Required task »
Each line that holds the word "JSON" is to be identified and copied.

Collected data »

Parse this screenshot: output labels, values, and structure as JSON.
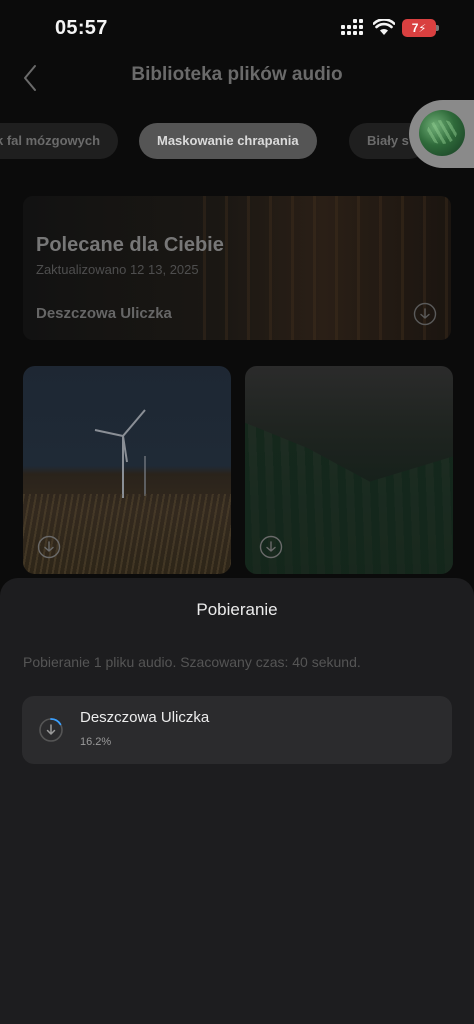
{
  "status_bar": {
    "time": "05:57",
    "battery": "7",
    "icons": [
      "signal-icon",
      "wifi-icon",
      "battery-charging-icon"
    ]
  },
  "header": {
    "title": "Biblioteka plików audio",
    "back_icon": "chevron-left-icon"
  },
  "categories": {
    "items": [
      {
        "label": "k fal mózgowych",
        "selected": false
      },
      {
        "label": "Maskowanie chrapania",
        "selected": true
      },
      {
        "label": "Biały s",
        "selected": false
      }
    ]
  },
  "featured": {
    "title": "Polecane dla Ciebie",
    "subtitle": "Zaktualizowano 12 13, 2025",
    "track": "Deszczowa Uliczka",
    "download_icon": "download-icon"
  },
  "cards": [
    {
      "image": "wind-turbine-field",
      "download_icon": "download-icon"
    },
    {
      "image": "misty-forest",
      "download_icon": "download-icon"
    }
  ],
  "download_sheet": {
    "title": "Pobieranie",
    "description": "Pobieranie 1 pliku audio. Szacowany czas: 40 sekund.",
    "items": [
      {
        "name": "Deszczowa Uliczka",
        "progress_text": "16.2%",
        "progress_value": 0.162
      }
    ]
  },
  "colors": {
    "background": "#0b0b0b",
    "sheet": "#1d1d1f",
    "item": "#2b2b2d",
    "progress_accent": "#3aa0ff",
    "battery": "#d94040"
  }
}
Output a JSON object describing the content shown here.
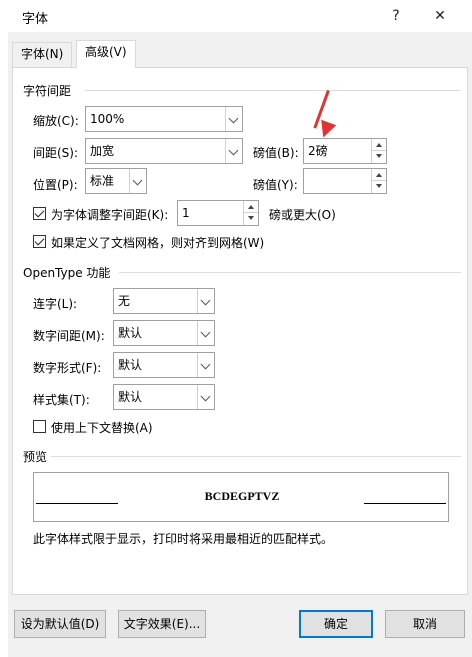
{
  "window": {
    "title": "字体",
    "help": "?",
    "close": "✕"
  },
  "tabs": [
    {
      "label": "字体(N)"
    },
    {
      "label": "高级(V)"
    }
  ],
  "spacing": {
    "section_title": "字符间距",
    "scale_label": "缩放(C):",
    "scale_value": "100%",
    "spacing_label": "间距(S):",
    "spacing_value": "加宽",
    "spacing_by_label": "磅值(B):",
    "spacing_by_value": "2磅",
    "position_label": "位置(P):",
    "position_value": "标准",
    "position_by_label": "磅值(Y):",
    "position_by_value": "",
    "kerning_label": "为字体调整字间距(K):",
    "kerning_value": "1",
    "kerning_suffix": "磅或更大(O)",
    "kerning_checked": true,
    "grid_label": "如果定义了文档网格，则对齐到网格(W)",
    "grid_checked": true
  },
  "opentype": {
    "section_title": "OpenType 功能",
    "ligatures_label": "连字(L):",
    "ligatures_value": "无",
    "num_spacing_label": "数字间距(M):",
    "num_spacing_value": "默认",
    "num_forms_label": "数字形式(F):",
    "num_forms_value": "默认",
    "stylistic_label": "样式集(T):",
    "stylistic_value": "默认",
    "contextual_label": "使用上下文替换(A)",
    "contextual_checked": false
  },
  "preview": {
    "section_title": "预览",
    "sample": "BCDEGPTVZ",
    "note": "此字体样式限于显示，打印时将采用最相近的匹配样式。"
  },
  "buttons": {
    "set_default": "设为默认值(D)",
    "text_effects": "文字效果(E)...",
    "ok": "确定",
    "cancel": "取消"
  },
  "colors": {
    "accent": "#0078d7",
    "annotation_arrow": "#e3322f"
  }
}
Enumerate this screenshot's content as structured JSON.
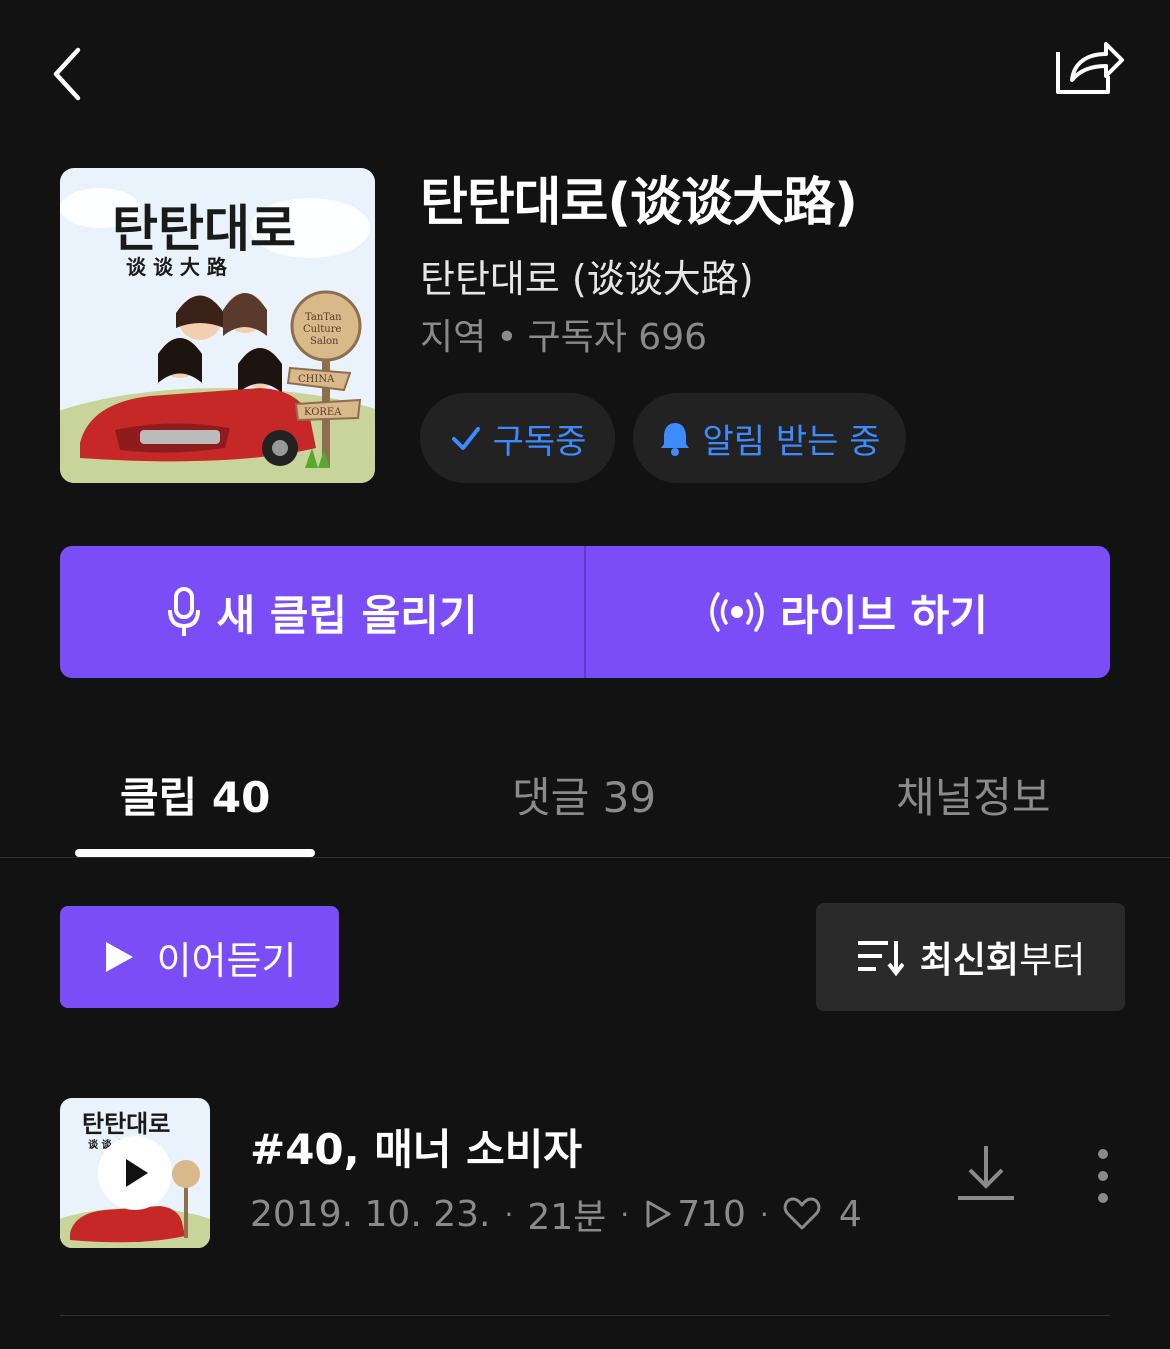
{
  "topbar": {
    "back_icon": "chevron-left-icon",
    "share_icon": "share-icon"
  },
  "channel": {
    "title": "탄탄대로(谈谈大路)",
    "subtitle": "탄탄대로 (谈谈大路)",
    "category": "지역",
    "subscribers": "구독자 696",
    "cover_text_kr": "탄탄대로",
    "cover_text_cn": "谈 谈 大 路",
    "cover_sign_lines": [
      "TanTan",
      "Culture",
      "Salon"
    ],
    "cover_sign_china": "CHINA",
    "cover_sign_korea": "KOREA"
  },
  "pills": {
    "subscribed": "구독중",
    "notify": "알림 받는 중"
  },
  "actions": {
    "new_clip": "새 클립 올리기",
    "live": "라이브 하기"
  },
  "tabs": [
    {
      "label": "클립 40",
      "active": true
    },
    {
      "label": "댓글 39",
      "active": false
    },
    {
      "label": "채널정보",
      "active": false
    }
  ],
  "controls": {
    "resume": "이어듣기",
    "sort_bold": "최신회",
    "sort_rest": "부터"
  },
  "episodes": [
    {
      "title": "#40, 매너 소비자",
      "date": "2019. 10. 23.",
      "duration": "21분",
      "plays": "710",
      "likes": "4",
      "thumb_text_kr": "탄탄대로",
      "thumb_text_cn": "谈 谈 大 路"
    }
  ],
  "colors": {
    "accent": "#7a4df7",
    "link_blue": "#3d8bff",
    "background": "#121212"
  }
}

Output below »
Parse this screenshot: output labels, values, and structure as JSON.
Output a JSON object describing the content shown here.
Enumerate this screenshot's content as structured JSON.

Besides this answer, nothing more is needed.